DATA FOR PROCESSING:

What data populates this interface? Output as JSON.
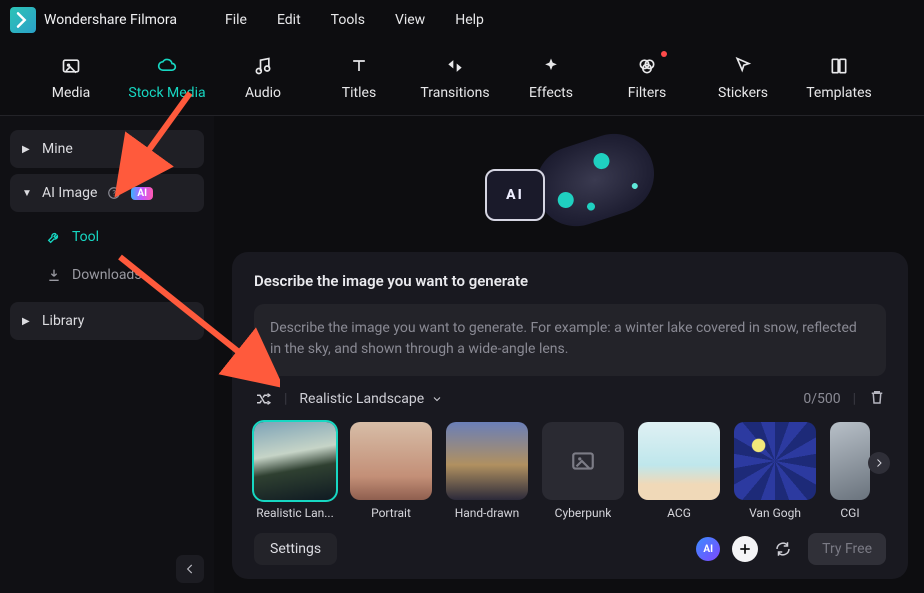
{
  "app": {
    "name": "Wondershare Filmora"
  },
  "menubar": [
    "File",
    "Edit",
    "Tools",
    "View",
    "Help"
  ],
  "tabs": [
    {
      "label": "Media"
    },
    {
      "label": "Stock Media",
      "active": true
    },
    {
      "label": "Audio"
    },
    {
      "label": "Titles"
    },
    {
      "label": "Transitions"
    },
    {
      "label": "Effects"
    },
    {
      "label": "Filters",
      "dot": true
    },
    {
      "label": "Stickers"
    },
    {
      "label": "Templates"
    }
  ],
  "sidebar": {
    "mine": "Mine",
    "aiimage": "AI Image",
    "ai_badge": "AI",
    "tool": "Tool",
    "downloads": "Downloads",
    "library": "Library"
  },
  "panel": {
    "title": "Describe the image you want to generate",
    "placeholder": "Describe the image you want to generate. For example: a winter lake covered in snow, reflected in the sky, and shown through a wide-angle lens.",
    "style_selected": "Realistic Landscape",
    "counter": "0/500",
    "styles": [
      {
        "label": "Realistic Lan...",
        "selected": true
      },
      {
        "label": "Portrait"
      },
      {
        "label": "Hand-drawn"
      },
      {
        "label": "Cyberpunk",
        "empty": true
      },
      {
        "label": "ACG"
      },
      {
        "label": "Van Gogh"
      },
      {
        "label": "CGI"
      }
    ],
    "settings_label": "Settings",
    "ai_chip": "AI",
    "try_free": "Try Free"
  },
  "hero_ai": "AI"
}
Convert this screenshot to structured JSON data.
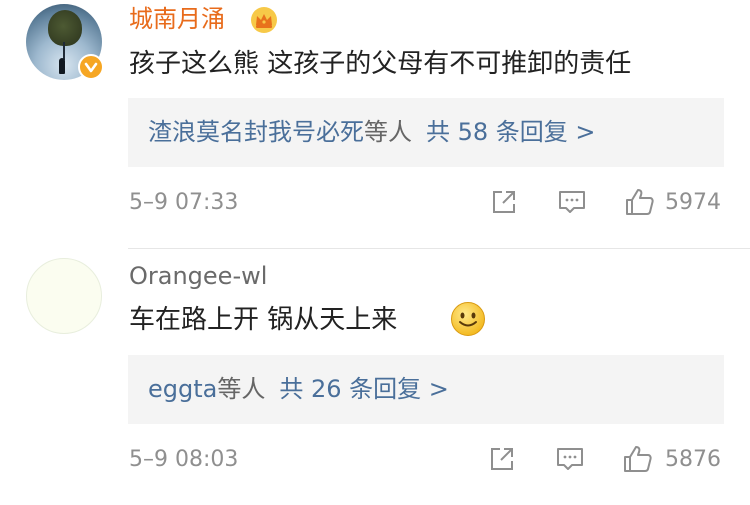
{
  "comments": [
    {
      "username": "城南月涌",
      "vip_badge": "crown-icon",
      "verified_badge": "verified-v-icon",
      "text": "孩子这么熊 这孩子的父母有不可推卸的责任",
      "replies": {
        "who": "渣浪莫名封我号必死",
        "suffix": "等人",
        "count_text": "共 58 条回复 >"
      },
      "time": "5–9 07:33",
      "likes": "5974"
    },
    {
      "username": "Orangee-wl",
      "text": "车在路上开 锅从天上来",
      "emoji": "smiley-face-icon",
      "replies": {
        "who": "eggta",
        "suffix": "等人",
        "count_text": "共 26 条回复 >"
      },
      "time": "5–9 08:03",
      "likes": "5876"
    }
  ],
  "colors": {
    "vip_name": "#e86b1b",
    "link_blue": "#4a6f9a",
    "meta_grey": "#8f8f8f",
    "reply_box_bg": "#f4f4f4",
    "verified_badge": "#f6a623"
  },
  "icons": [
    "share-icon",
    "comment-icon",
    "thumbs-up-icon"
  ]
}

GIVEN INSTRUCTION: All of the entries above should be copied exactly, except for the pictures.

COMPLETE ANSWER:
What data populates this interface? Output as JSON.
{
  "app": {
    "name": "Wondershare Filmora"
  },
  "menubar": [
    "File",
    "Edit",
    "Tools",
    "View",
    "Help"
  ],
  "tabs": [
    {
      "label": "Media"
    },
    {
      "label": "Stock Media",
      "active": true
    },
    {
      "label": "Audio"
    },
    {
      "label": "Titles"
    },
    {
      "label": "Transitions"
    },
    {
      "label": "Effects"
    },
    {
      "label": "Filters",
      "dot": true
    },
    {
      "label": "Stickers"
    },
    {
      "label": "Templates"
    }
  ],
  "sidebar": {
    "mine": "Mine",
    "aiimage": "AI Image",
    "ai_badge": "AI",
    "tool": "Tool",
    "downloads": "Downloads",
    "library": "Library"
  },
  "panel": {
    "title": "Describe the image you want to generate",
    "placeholder": "Describe the image you want to generate. For example: a winter lake covered in snow, reflected in the sky, and shown through a wide-angle lens.",
    "style_selected": "Realistic Landscape",
    "counter": "0/500",
    "styles": [
      {
        "label": "Realistic Lan...",
        "selected": true
      },
      {
        "label": "Portrait"
      },
      {
        "label": "Hand-drawn"
      },
      {
        "label": "Cyberpunk",
        "empty": true
      },
      {
        "label": "ACG"
      },
      {
        "label": "Van Gogh"
      },
      {
        "label": "CGI"
      }
    ],
    "settings_label": "Settings",
    "ai_chip": "AI",
    "try_free": "Try Free"
  },
  "hero_ai": "AI"
}
Convert this screenshot to structured JSON data.
{
  "comments": [
    {
      "username": "城南月涌",
      "vip_badge": "crown-icon",
      "verified_badge": "verified-v-icon",
      "text": "孩子这么熊 这孩子的父母有不可推卸的责任",
      "replies": {
        "who": "渣浪莫名封我号必死",
        "suffix": "等人",
        "count_text": "共 58 条回复 >"
      },
      "time": "5–9 07:33",
      "likes": "5974"
    },
    {
      "username": "Orangee-wl",
      "text": "车在路上开 锅从天上来",
      "emoji": "smiley-face-icon",
      "replies": {
        "who": "eggta",
        "suffix": "等人",
        "count_text": "共 26 条回复 >"
      },
      "time": "5–9 08:03",
      "likes": "5876"
    }
  ],
  "colors": {
    "vip_name": "#e86b1b",
    "link_blue": "#4a6f9a",
    "meta_grey": "#8f8f8f",
    "reply_box_bg": "#f4f4f4",
    "verified_badge": "#f6a623"
  },
  "icons": [
    "share-icon",
    "comment-icon",
    "thumbs-up-icon"
  ]
}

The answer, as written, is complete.